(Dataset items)
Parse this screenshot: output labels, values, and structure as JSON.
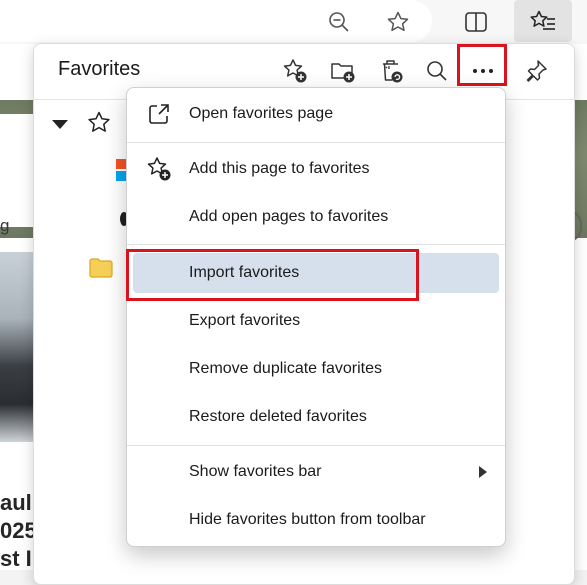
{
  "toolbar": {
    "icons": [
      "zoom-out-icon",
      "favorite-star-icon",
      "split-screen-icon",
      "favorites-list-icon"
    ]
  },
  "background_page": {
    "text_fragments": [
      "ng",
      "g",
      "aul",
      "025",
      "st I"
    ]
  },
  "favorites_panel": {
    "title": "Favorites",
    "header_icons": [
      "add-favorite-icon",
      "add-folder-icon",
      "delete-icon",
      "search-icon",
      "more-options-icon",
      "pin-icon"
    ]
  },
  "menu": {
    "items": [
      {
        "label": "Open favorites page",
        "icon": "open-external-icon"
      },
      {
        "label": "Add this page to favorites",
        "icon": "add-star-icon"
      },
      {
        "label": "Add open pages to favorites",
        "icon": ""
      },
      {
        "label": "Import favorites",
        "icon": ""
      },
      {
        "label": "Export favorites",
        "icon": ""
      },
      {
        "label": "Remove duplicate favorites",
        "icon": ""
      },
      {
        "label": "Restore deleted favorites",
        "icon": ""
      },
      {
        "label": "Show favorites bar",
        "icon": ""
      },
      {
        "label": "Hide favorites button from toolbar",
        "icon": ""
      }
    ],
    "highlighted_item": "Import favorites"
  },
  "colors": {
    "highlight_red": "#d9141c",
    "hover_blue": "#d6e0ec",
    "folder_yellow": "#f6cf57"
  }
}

==

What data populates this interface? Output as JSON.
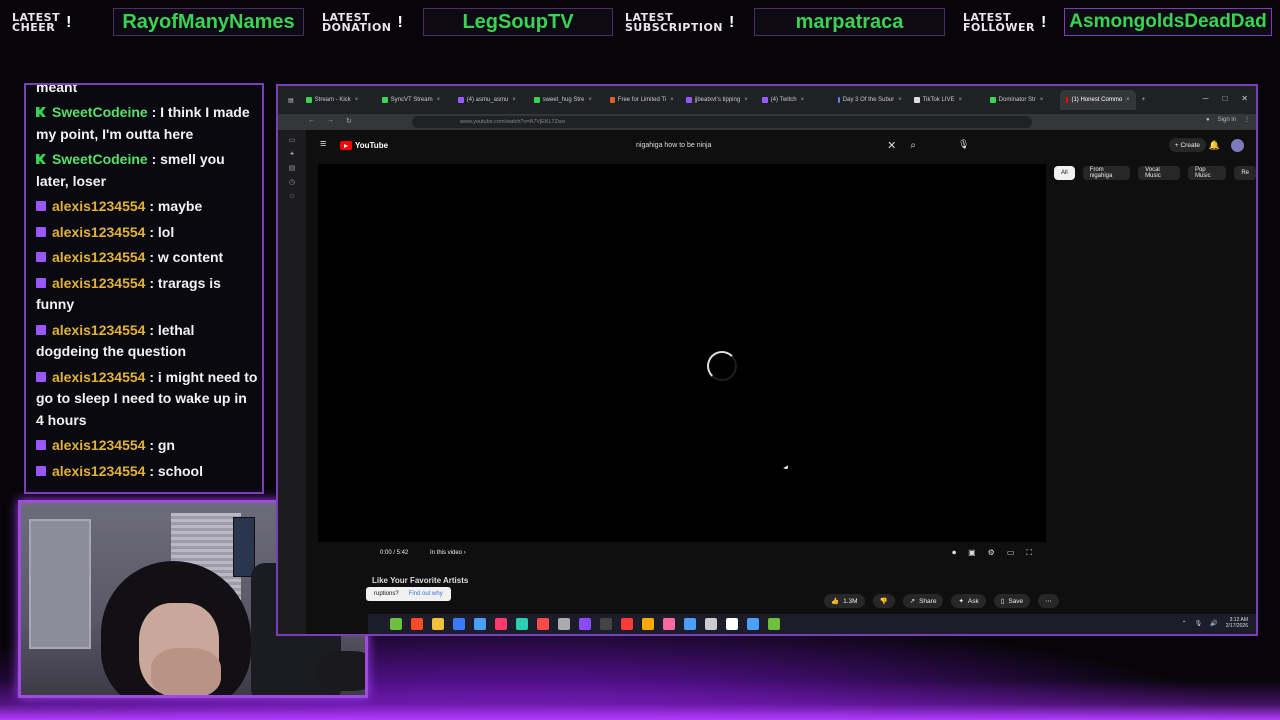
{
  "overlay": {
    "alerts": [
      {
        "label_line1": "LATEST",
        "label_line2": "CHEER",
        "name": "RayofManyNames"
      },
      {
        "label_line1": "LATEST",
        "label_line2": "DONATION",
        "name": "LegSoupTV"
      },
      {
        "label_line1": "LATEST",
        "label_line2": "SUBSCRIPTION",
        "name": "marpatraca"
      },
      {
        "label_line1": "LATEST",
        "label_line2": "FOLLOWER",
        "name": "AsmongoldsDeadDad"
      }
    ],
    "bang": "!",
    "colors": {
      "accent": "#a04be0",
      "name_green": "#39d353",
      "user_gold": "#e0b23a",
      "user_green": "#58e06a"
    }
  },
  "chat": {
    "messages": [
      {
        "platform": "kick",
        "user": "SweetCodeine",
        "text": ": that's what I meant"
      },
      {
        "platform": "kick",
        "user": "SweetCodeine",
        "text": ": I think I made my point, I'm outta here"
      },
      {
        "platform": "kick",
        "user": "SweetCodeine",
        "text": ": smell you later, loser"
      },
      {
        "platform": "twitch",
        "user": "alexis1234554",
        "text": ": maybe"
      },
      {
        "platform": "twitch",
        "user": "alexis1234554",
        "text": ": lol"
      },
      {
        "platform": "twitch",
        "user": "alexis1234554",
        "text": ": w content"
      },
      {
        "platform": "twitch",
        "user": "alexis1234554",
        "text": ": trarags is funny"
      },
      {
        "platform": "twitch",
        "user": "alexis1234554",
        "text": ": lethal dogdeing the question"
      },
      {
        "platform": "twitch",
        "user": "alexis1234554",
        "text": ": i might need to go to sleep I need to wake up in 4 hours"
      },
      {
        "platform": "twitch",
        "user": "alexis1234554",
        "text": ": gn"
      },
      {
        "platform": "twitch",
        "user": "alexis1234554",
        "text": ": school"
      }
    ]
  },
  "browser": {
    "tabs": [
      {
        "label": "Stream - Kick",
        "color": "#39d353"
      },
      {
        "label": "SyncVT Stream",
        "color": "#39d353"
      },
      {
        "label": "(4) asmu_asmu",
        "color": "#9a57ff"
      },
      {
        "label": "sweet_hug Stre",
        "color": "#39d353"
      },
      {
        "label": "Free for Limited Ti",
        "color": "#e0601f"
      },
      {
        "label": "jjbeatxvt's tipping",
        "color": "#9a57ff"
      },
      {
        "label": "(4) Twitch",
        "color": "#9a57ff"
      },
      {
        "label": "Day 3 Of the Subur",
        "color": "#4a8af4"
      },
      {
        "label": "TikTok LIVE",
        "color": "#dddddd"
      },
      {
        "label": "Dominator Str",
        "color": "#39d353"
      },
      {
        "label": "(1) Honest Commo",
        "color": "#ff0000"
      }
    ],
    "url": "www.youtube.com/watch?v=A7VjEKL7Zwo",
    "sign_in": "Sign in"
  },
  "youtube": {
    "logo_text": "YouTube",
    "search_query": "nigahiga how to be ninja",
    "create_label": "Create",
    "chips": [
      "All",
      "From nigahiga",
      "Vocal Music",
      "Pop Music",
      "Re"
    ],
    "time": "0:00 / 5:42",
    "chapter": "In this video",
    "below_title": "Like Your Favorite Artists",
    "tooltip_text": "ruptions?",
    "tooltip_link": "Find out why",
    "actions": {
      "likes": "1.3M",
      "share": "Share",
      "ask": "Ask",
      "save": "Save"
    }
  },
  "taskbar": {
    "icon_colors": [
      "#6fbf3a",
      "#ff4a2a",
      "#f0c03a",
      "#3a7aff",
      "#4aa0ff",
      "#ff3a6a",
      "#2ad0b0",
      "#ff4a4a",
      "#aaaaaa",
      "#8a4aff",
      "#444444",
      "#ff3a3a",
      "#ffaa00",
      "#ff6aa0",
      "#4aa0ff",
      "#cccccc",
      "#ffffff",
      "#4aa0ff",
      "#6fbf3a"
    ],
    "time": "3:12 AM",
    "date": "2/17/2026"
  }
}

■ Task statement ■
Reproduce each line of the entries in which the word "Import" is found.

■ Finished exercise ■
        "label": "Import favorites",
    "highlighted_item": "Import favorites"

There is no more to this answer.